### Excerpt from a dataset
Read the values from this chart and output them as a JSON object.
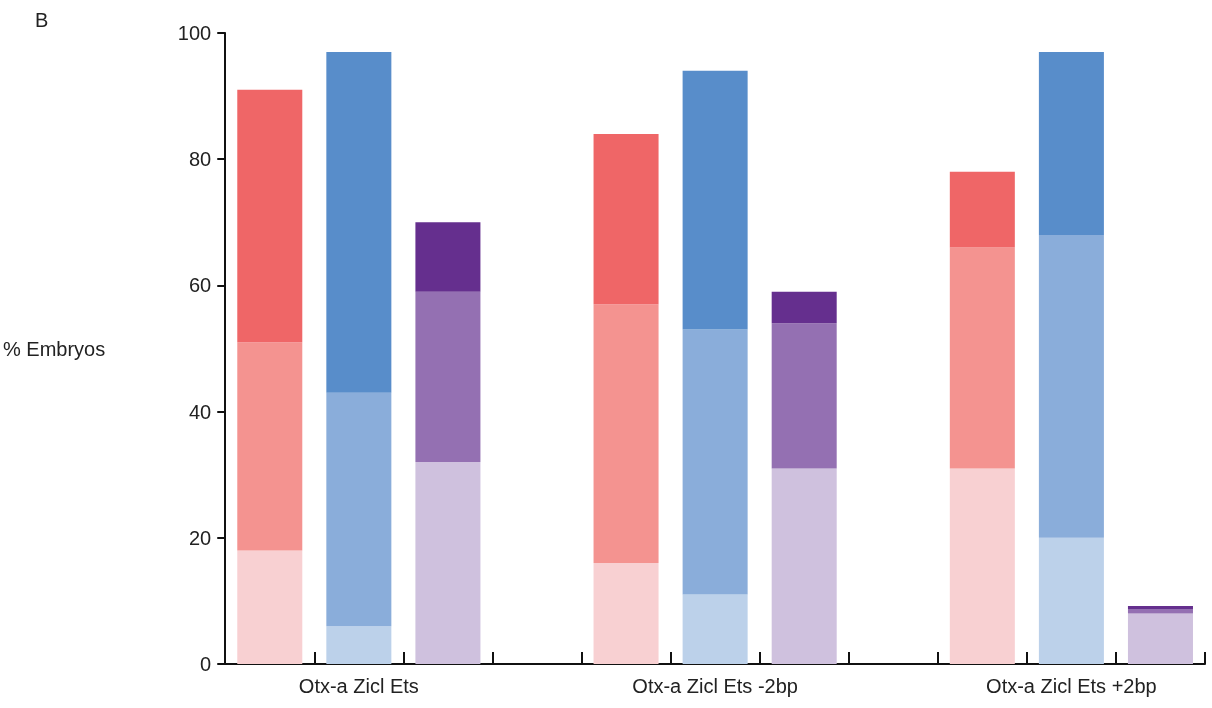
{
  "chart_data": {
    "type": "bar",
    "stacked": true,
    "ylabel": "% Embryos",
    "annotations": [
      "B"
    ],
    "categories": [
      null,
      "Otx-a Zicl Ets",
      null,
      null,
      null,
      "Otx-a Zicl Ets -2bp",
      null,
      null,
      null,
      "Otx-a Zicl Ets +2bp",
      null
    ],
    "series": [
      {
        "values": [
          18,
          6,
          32,
          null,
          16,
          11,
          31,
          null,
          31,
          20,
          8
        ],
        "colors": [
          "#f8d0d2",
          "#bcd1ea",
          "#cfc1de",
          null,
          "#f8d0d2",
          "#bcd1ea",
          "#cfc1de",
          null,
          "#f8d0d2",
          "#bcd1ea",
          "#cfc1de"
        ]
      },
      {
        "values": [
          33,
          37,
          27,
          null,
          41,
          42,
          23,
          null,
          35,
          48,
          0.7
        ],
        "colors": [
          "#f49390",
          "#8aadda",
          "#9470b2",
          null,
          "#f49390",
          "#8aadda",
          "#9470b2",
          null,
          "#f49390",
          "#8aadda",
          "#9470b2"
        ]
      },
      {
        "values": [
          40,
          54,
          11,
          null,
          27,
          41,
          5,
          null,
          12,
          29,
          0.5
        ],
        "colors": [
          "#ef6667",
          "#588dca",
          "#652f8e",
          null,
          "#ef6667",
          "#588dca",
          "#652f8e",
          null,
          "#ef6667",
          "#588dca",
          "#652f8e"
        ]
      }
    ],
    "ylim": [
      0,
      100
    ],
    "yticks": [
      0,
      20,
      40,
      60,
      80,
      100
    ],
    "grid": false
  }
}
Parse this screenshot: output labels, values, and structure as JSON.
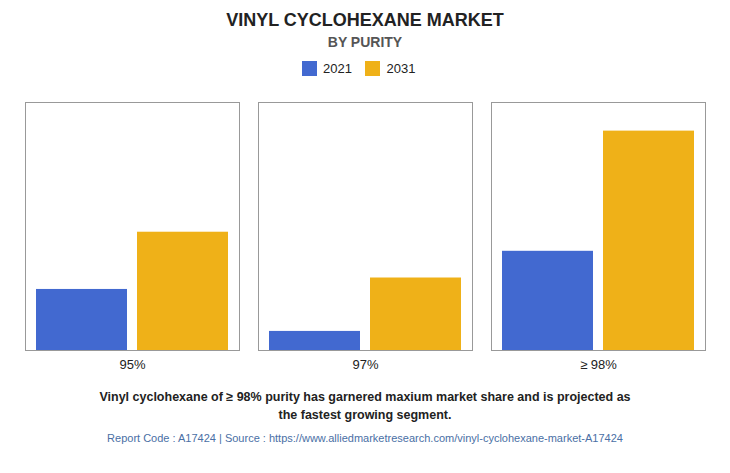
{
  "chart_data": {
    "type": "bar",
    "title": "VINYL CYCLOHEXANE MARKET",
    "subtitle": "BY PURITY",
    "categories": [
      "95%",
      "97%",
      "≥ 98%"
    ],
    "series": [
      {
        "name": "2021",
        "values": [
          3.2,
          1.0,
          5.2
        ]
      },
      {
        "name": "2031",
        "values": [
          6.2,
          3.8,
          11.5
        ]
      }
    ],
    "ylim": [
      0,
      13
    ],
    "yticks": [],
    "tick_labels": "x",
    "grid": false,
    "legend": "top",
    "annotations": [
      "Vinyl cyclohexane of ≥ 98% purity has garnered maxium market share and is projected as\nthe fastest growing segment.",
      "Report Code : A17424  |  Source : https://www.alliedmarketresearch.com/vinyl-cyclohexane-market-A17424"
    ]
  }
}
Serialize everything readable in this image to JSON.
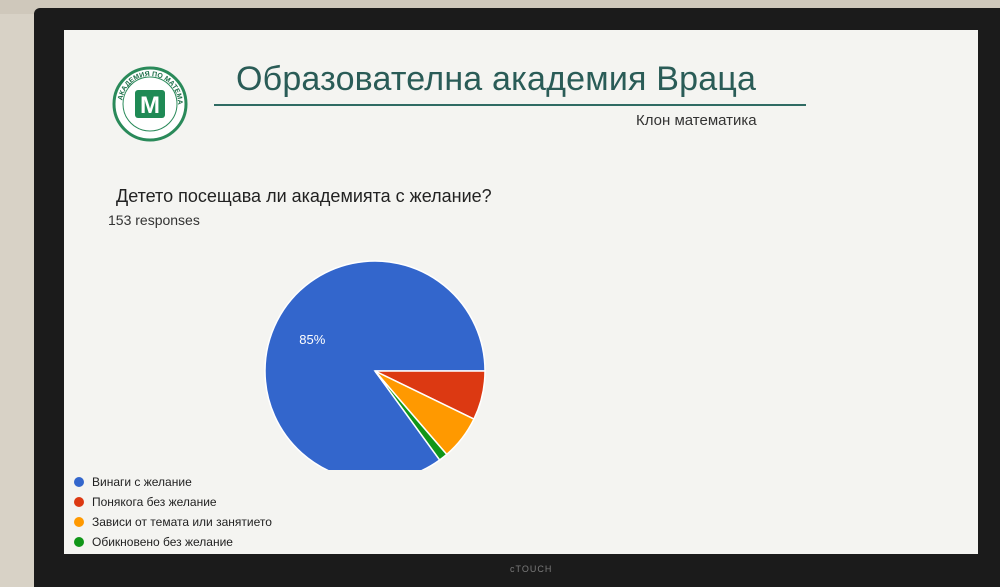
{
  "slide": {
    "title": "Образователна академия Враца",
    "subtitle": "Клон математика",
    "logo_text": "АКАДЕМИЯ ПО МАТЕМАТИКА • ОБЩИНА ВРАЦА",
    "logo_letter": "M"
  },
  "bezel_brand": "cTOUCH",
  "chart_data": {
    "type": "pie",
    "title": "Детето посещава ли академията с желание?",
    "subtitle": "153 responses",
    "slices": [
      {
        "label": "Винаги с желание",
        "value": 85,
        "color": "#3366cc",
        "data_label": "85%"
      },
      {
        "label": "Понякога без желание",
        "value": 7.2,
        "color": "#dc3912",
        "data_label": ""
      },
      {
        "label": "Зависи от темата или занятието",
        "value": 6.5,
        "color": "#ff9900",
        "data_label": ""
      },
      {
        "label": "Обикновено без желание",
        "value": 1.3,
        "color": "#109618",
        "data_label": ""
      }
    ],
    "legend_position": "bottom-left"
  }
}
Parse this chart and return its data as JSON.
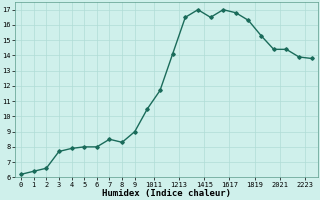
{
  "x": [
    0,
    1,
    2,
    3,
    4,
    5,
    6,
    7,
    8,
    9,
    10,
    11,
    12,
    13,
    14,
    15,
    16,
    17,
    18,
    19,
    20,
    21,
    22,
    23
  ],
  "y": [
    6.2,
    6.4,
    6.6,
    7.7,
    7.9,
    8.0,
    8.0,
    8.5,
    8.3,
    9.0,
    10.5,
    11.7,
    14.1,
    16.5,
    17.0,
    16.5,
    17.0,
    16.8,
    16.3,
    15.3,
    14.4,
    14.4,
    13.9,
    13.8
  ],
  "line_color": "#1a6b5a",
  "marker": "D",
  "markersize": 1.8,
  "linewidth": 1.0,
  "xlabel": "Humidex (Indice chaleur)",
  "xlim": [
    -0.5,
    23.5
  ],
  "ylim": [
    6,
    17.5
  ],
  "yticks": [
    6,
    7,
    8,
    9,
    10,
    11,
    12,
    13,
    14,
    15,
    16,
    17
  ],
  "xtick_labels": [
    "0",
    "1",
    "2",
    "3",
    "4",
    "5",
    "6",
    "7",
    "8",
    "9",
    "1011",
    "1213",
    "1415",
    "1617",
    "1819",
    "2021",
    "2223"
  ],
  "xtick_positions": [
    0,
    1,
    2,
    3,
    4,
    5,
    6,
    7,
    8,
    9,
    10.5,
    12.5,
    14.5,
    16.5,
    18.5,
    20.5,
    22.5
  ],
  "background_color": "#cff0eb",
  "grid_color": "#b0ddd6",
  "tick_labelsize": 5.0,
  "xlabel_fontsize": 6.5
}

### Work instructions
Look through the material and copy each line that has "желание".

### Problem solution
    "title": "Детето посещава ли академията с желание?",
        "label": "Винаги с желание",
        "label": "Понякога без желание",
        "label": "Обикновено без желание",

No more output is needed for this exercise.